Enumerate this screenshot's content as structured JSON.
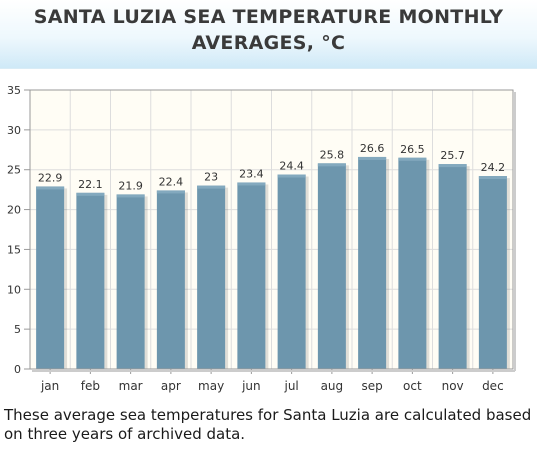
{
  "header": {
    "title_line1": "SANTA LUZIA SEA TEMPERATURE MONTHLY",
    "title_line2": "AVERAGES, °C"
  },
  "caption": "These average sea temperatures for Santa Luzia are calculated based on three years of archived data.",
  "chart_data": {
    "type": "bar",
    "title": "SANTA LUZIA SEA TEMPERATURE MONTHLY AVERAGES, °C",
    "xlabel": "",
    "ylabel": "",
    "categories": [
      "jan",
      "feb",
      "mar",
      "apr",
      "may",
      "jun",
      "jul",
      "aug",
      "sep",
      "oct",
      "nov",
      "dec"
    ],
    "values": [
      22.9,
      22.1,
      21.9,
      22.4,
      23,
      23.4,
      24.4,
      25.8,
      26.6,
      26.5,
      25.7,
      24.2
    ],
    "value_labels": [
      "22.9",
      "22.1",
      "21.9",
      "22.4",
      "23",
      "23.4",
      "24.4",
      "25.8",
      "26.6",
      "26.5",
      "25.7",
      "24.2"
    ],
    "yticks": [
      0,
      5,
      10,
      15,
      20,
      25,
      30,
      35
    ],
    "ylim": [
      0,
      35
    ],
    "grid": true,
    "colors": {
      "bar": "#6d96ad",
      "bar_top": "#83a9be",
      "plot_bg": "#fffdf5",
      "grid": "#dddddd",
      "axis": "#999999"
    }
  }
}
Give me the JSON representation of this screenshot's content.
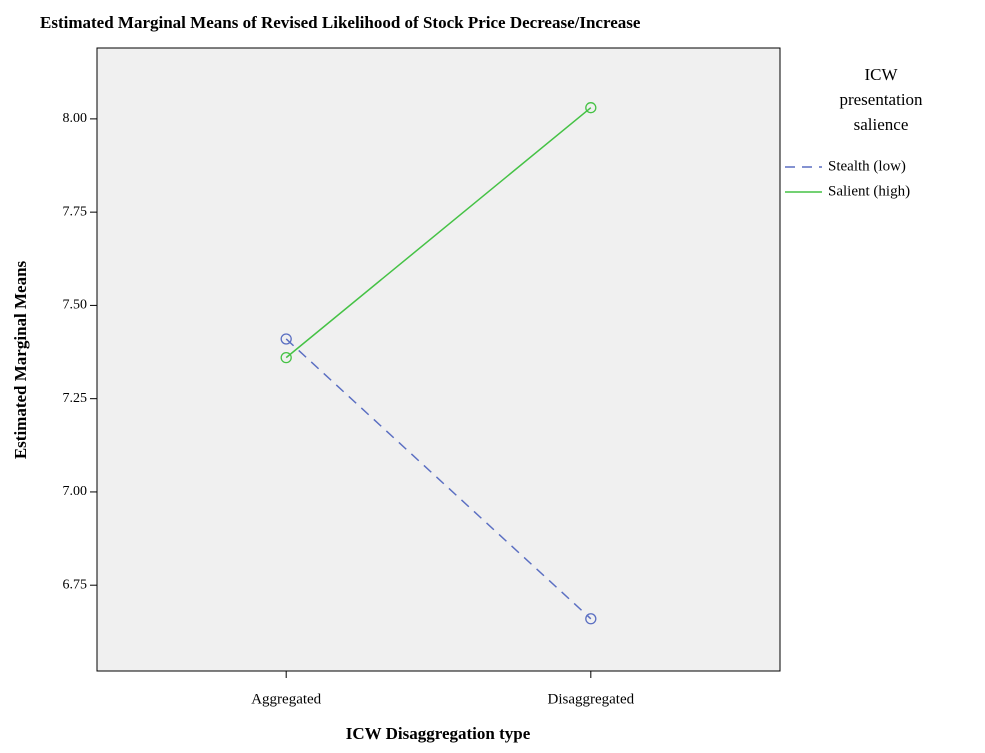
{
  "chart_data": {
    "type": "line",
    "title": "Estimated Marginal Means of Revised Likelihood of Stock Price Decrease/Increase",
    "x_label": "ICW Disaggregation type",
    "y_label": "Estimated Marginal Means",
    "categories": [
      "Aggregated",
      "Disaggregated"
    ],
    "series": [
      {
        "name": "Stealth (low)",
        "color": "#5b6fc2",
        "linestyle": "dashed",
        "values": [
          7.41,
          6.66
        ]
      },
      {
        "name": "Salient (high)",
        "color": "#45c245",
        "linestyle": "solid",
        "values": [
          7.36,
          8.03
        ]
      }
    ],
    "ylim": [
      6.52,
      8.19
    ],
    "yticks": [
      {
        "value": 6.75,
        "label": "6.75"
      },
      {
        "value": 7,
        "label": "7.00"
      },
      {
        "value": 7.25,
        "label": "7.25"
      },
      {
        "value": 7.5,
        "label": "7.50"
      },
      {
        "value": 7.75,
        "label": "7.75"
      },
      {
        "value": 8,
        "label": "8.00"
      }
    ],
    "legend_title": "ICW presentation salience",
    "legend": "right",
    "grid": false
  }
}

========================

**STATED TASK**
Repeat only the lines from the line with "Give me the" to the end of the entries, including both the first and the last line, and drop every picture.

**WRITTEN ANSWER**
Give me the JSON representation of this screenshot's content.
{
  "chart_data": {
    "type": "line",
    "title": "Estimated Marginal Means of Revised Likelihood of Stock Price Decrease/Increase",
    "x_label": "ICW Disaggregation type",
    "y_label": "Estimated Marginal Means",
    "categories": [
      "Aggregated",
      "Disaggregated"
    ],
    "series": [
      {
        "name": "Stealth (low)",
        "color": "#5b6fc2",
        "linestyle": "dashed",
        "values": [
          7.41,
          6.66
        ]
      },
      {
        "name": "Salient (high)",
        "color": "#45c245",
        "linestyle": "solid",
        "values": [
          7.36,
          8.03
        ]
      }
    ],
    "ylim": [
      6.52,
      8.19
    ],
    "yticks": [
      {
        "value": 6.75,
        "label": "6.75"
      },
      {
        "value": 7,
        "label": "7.00"
      },
      {
        "value": 7.25,
        "label": "7.25"
      },
      {
        "value": 7.5,
        "label": "7.50"
      },
      {
        "value": 7.75,
        "label": "7.75"
      },
      {
        "value": 8,
        "label": "8.00"
      }
    ],
    "legend_title": "ICW presentation salience",
    "legend": "right",
    "grid": false
  }
}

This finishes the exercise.